* **INSTRUCTION**:
All of the material should be reproduced exactly, with pictures left out.
---------- RECORDS FOR THE TASK
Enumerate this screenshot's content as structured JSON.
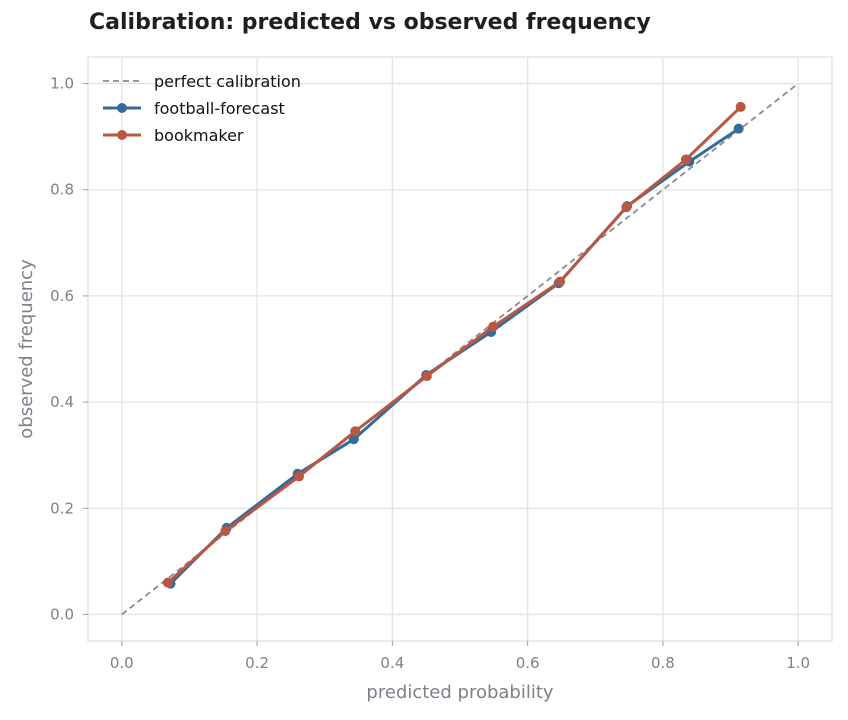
{
  "chart_data": {
    "type": "line",
    "title": "Calibration: predicted vs observed frequency",
    "xlabel": "predicted probability",
    "ylabel": "observed frequency",
    "xlim": [
      -0.05,
      1.05
    ],
    "ylim": [
      -0.05,
      1.05
    ],
    "xticks": [
      0.0,
      0.2,
      0.4,
      0.6,
      0.8,
      1.0
    ],
    "yticks": [
      0.0,
      0.2,
      0.4,
      0.6,
      0.8,
      1.0
    ],
    "xtick_labels": [
      "0.0",
      "0.2",
      "0.4",
      "0.6",
      "0.8",
      "1.0"
    ],
    "ytick_labels": [
      "0.0",
      "0.2",
      "0.4",
      "0.6",
      "0.8",
      "1.0"
    ],
    "grid": true,
    "legend_position": "top-left",
    "reference_line": {
      "name": "perfect calibration",
      "x": [
        0.0,
        1.0
      ],
      "y": [
        0.0,
        1.0
      ],
      "color": "#8a8a94",
      "style": "dashed"
    },
    "series": [
      {
        "name": "football-forecast",
        "color": "#336b9b",
        "x": [
          0.072,
          0.155,
          0.26,
          0.343,
          0.45,
          0.546,
          0.646,
          0.747,
          0.839,
          0.912
        ],
        "y": [
          0.058,
          0.163,
          0.265,
          0.33,
          0.451,
          0.532,
          0.624,
          0.769,
          0.853,
          0.915
        ]
      },
      {
        "name": "bookmaker",
        "color": "#b95742",
        "x": [
          0.068,
          0.153,
          0.262,
          0.345,
          0.451,
          0.549,
          0.648,
          0.746,
          0.834,
          0.915
        ],
        "y": [
          0.06,
          0.157,
          0.26,
          0.345,
          0.449,
          0.542,
          0.627,
          0.767,
          0.857,
          0.956
        ]
      }
    ]
  }
}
--------------------
* **RESPONSE BELOW**:
Enumerate this screenshot's content as structured JSON.
{
  "chart_data": {
    "type": "line",
    "title": "Calibration: predicted vs observed frequency",
    "xlabel": "predicted probability",
    "ylabel": "observed frequency",
    "xlim": [
      -0.05,
      1.05
    ],
    "ylim": [
      -0.05,
      1.05
    ],
    "xticks": [
      0.0,
      0.2,
      0.4,
      0.6,
      0.8,
      1.0
    ],
    "yticks": [
      0.0,
      0.2,
      0.4,
      0.6,
      0.8,
      1.0
    ],
    "xtick_labels": [
      "0.0",
      "0.2",
      "0.4",
      "0.6",
      "0.8",
      "1.0"
    ],
    "ytick_labels": [
      "0.0",
      "0.2",
      "0.4",
      "0.6",
      "0.8",
      "1.0"
    ],
    "grid": true,
    "legend_position": "top-left",
    "reference_line": {
      "name": "perfect calibration",
      "x": [
        0.0,
        1.0
      ],
      "y": [
        0.0,
        1.0
      ],
      "color": "#8a8a94",
      "style": "dashed"
    },
    "series": [
      {
        "name": "football-forecast",
        "color": "#336b9b",
        "x": [
          0.072,
          0.155,
          0.26,
          0.343,
          0.45,
          0.546,
          0.646,
          0.747,
          0.839,
          0.912
        ],
        "y": [
          0.058,
          0.163,
          0.265,
          0.33,
          0.451,
          0.532,
          0.624,
          0.769,
          0.853,
          0.915
        ]
      },
      {
        "name": "bookmaker",
        "color": "#b95742",
        "x": [
          0.068,
          0.153,
          0.262,
          0.345,
          0.451,
          0.549,
          0.648,
          0.746,
          0.834,
          0.915
        ],
        "y": [
          0.06,
          0.157,
          0.26,
          0.345,
          0.449,
          0.542,
          0.627,
          0.767,
          0.857,
          0.956
        ]
      }
    ]
  }
}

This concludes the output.